* Instructions for the task
Reproduce every line of the entries below, with no changes to any character, number or line order.

start Data shown

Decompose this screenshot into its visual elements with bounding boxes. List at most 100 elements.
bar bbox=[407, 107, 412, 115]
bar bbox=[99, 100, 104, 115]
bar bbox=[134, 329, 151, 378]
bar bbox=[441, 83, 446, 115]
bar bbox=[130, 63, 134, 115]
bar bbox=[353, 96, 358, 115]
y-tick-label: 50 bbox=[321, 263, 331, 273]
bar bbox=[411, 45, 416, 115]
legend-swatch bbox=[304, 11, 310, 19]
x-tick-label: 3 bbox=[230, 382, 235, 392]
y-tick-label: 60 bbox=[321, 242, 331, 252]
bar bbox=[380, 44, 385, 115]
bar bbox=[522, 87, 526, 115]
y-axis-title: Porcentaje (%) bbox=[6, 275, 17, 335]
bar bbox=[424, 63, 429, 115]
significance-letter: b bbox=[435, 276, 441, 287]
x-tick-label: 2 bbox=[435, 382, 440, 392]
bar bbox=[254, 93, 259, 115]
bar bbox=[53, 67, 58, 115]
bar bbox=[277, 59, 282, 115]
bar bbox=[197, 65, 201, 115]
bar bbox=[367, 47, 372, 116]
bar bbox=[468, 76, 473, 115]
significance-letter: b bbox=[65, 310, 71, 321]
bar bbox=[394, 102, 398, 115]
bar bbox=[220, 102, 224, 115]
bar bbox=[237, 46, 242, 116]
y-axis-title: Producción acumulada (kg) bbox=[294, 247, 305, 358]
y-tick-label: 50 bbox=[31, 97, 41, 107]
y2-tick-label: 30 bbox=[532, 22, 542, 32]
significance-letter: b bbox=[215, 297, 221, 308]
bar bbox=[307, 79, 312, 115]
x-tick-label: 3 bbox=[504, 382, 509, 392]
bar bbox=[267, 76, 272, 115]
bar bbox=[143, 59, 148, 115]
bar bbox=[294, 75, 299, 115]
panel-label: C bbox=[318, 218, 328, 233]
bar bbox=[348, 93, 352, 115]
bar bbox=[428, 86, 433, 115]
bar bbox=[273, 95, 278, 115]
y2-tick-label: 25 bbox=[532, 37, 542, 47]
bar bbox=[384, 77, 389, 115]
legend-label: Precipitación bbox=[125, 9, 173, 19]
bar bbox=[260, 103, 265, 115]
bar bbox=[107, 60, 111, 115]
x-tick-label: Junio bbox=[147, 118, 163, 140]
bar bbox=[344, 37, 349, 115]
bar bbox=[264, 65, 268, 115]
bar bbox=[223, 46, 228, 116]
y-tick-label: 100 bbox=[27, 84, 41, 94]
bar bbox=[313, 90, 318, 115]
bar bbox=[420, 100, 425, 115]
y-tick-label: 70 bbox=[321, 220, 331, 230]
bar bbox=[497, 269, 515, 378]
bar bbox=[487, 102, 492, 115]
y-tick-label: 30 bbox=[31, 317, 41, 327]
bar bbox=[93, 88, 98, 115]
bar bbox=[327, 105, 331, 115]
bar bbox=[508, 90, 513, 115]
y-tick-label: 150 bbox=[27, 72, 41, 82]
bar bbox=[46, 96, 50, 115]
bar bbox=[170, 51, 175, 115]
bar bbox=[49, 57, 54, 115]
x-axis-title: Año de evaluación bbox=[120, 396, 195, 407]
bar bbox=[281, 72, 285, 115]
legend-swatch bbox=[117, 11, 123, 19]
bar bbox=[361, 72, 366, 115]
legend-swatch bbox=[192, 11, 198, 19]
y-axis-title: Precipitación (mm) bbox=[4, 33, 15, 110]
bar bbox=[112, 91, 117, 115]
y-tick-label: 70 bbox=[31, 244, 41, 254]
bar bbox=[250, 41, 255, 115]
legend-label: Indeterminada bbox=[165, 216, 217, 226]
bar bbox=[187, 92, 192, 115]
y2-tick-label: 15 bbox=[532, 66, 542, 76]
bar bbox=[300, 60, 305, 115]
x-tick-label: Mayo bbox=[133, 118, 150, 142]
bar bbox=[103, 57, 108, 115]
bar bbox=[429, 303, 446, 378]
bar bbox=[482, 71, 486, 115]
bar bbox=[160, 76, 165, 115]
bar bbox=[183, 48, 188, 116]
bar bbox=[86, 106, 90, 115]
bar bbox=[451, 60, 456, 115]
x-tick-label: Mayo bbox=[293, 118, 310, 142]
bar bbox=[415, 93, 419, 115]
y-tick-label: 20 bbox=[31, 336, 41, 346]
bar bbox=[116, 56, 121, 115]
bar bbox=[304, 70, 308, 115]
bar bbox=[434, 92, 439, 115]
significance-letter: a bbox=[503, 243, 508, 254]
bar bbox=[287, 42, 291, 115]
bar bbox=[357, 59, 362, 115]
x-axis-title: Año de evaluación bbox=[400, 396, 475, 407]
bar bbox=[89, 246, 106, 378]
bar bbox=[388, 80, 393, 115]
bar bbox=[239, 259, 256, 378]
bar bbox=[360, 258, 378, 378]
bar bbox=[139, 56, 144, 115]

end Data shown

* Written solution
Decompose this screenshot into its visual elements with bounding boxes. List at most 100 elements.
bar bbox=[407, 107, 412, 115]
bar bbox=[99, 100, 104, 115]
bar bbox=[134, 329, 151, 378]
bar bbox=[441, 83, 446, 115]
bar bbox=[130, 63, 134, 115]
bar bbox=[353, 96, 358, 115]
y-tick-label: 50 bbox=[321, 263, 331, 273]
bar bbox=[411, 45, 416, 115]
legend-swatch bbox=[304, 11, 310, 19]
x-tick-label: 3 bbox=[230, 382, 235, 392]
y-tick-label: 60 bbox=[321, 242, 331, 252]
bar bbox=[380, 44, 385, 115]
bar bbox=[522, 87, 526, 115]
y-axis-title: Porcentaje (%) bbox=[6, 275, 17, 335]
bar bbox=[424, 63, 429, 115]
significance-letter: b bbox=[435, 276, 441, 287]
x-tick-label: 2 bbox=[435, 382, 440, 392]
bar bbox=[254, 93, 259, 115]
bar bbox=[53, 67, 58, 115]
bar bbox=[277, 59, 282, 115]
bar bbox=[197, 65, 201, 115]
bar bbox=[367, 47, 372, 116]
bar bbox=[468, 76, 473, 115]
significance-letter: b bbox=[65, 310, 71, 321]
bar bbox=[394, 102, 398, 115]
bar bbox=[220, 102, 224, 115]
bar bbox=[237, 46, 242, 116]
y-axis-title: Producción acumulada (kg) bbox=[294, 247, 305, 358]
y-tick-label: 50 bbox=[31, 97, 41, 107]
y2-tick-label: 30 bbox=[532, 22, 542, 32]
significance-letter: b bbox=[215, 297, 221, 308]
bar bbox=[307, 79, 312, 115]
x-tick-label: 3 bbox=[504, 382, 509, 392]
bar bbox=[267, 76, 272, 115]
bar bbox=[143, 59, 148, 115]
bar bbox=[294, 75, 299, 115]
panel-label: C bbox=[318, 218, 328, 233]
bar bbox=[348, 93, 352, 115]
bar bbox=[428, 86, 433, 115]
bar bbox=[273, 95, 278, 115]
y2-tick-label: 25 bbox=[532, 37, 542, 47]
bar bbox=[384, 77, 389, 115]
legend-label: Precipitación bbox=[125, 9, 173, 19]
bar bbox=[260, 103, 265, 115]
bar bbox=[107, 60, 111, 115]
x-tick-label: Junio bbox=[147, 118, 163, 140]
bar bbox=[344, 37, 349, 115]
bar bbox=[264, 65, 268, 115]
bar bbox=[223, 46, 228, 116]
y-tick-label: 100 bbox=[27, 84, 41, 94]
bar bbox=[313, 90, 318, 115]
bar bbox=[420, 100, 425, 115]
y-tick-label: 70 bbox=[321, 220, 331, 230]
bar bbox=[497, 269, 515, 378]
bar bbox=[487, 102, 492, 115]
y-tick-label: 30 bbox=[31, 317, 41, 327]
bar bbox=[93, 88, 98, 115]
bar bbox=[327, 105, 331, 115]
bar bbox=[508, 90, 513, 115]
y-tick-label: 150 bbox=[27, 72, 41, 82]
bar bbox=[46, 96, 50, 115]
bar bbox=[170, 51, 175, 115]
bar bbox=[49, 57, 54, 115]
x-axis-title: Año de evaluación bbox=[120, 396, 195, 407]
bar bbox=[281, 72, 285, 115]
legend-swatch bbox=[117, 11, 123, 19]
bar bbox=[361, 72, 366, 115]
legend-swatch bbox=[192, 11, 198, 19]
y-axis-title: Precipitación (mm) bbox=[4, 33, 15, 110]
bar bbox=[112, 91, 117, 115]
y-tick-label: 70 bbox=[31, 244, 41, 254]
bar bbox=[250, 41, 255, 115]
legend-label: Indeterminada bbox=[165, 216, 217, 226]
bar bbox=[187, 92, 192, 115]
y2-tick-label: 15 bbox=[532, 66, 542, 76]
bar bbox=[300, 60, 305, 115]
x-tick-label: Mayo bbox=[133, 118, 150, 142]
bar bbox=[103, 57, 108, 115]
bar bbox=[429, 303, 446, 378]
bar bbox=[482, 71, 486, 115]
bar bbox=[160, 76, 165, 115]
bar bbox=[183, 48, 188, 116]
bar bbox=[86, 106, 90, 115]
bar bbox=[451, 60, 456, 115]
x-tick-label: Mayo bbox=[293, 118, 310, 142]
bar bbox=[415, 93, 419, 115]
y-tick-label: 20 bbox=[31, 336, 41, 346]
bar bbox=[116, 56, 121, 115]
bar bbox=[304, 70, 308, 115]
bar bbox=[434, 92, 439, 115]
significance-letter: a bbox=[503, 243, 508, 254]
bar bbox=[287, 42, 291, 115]
bar bbox=[357, 59, 362, 115]
x-axis-title: Año de evaluación bbox=[400, 396, 475, 407]
bar bbox=[89, 246, 106, 378]
bar bbox=[388, 80, 393, 115]
bar bbox=[239, 259, 256, 378]
bar bbox=[360, 258, 378, 378]
bar bbox=[139, 56, 144, 115]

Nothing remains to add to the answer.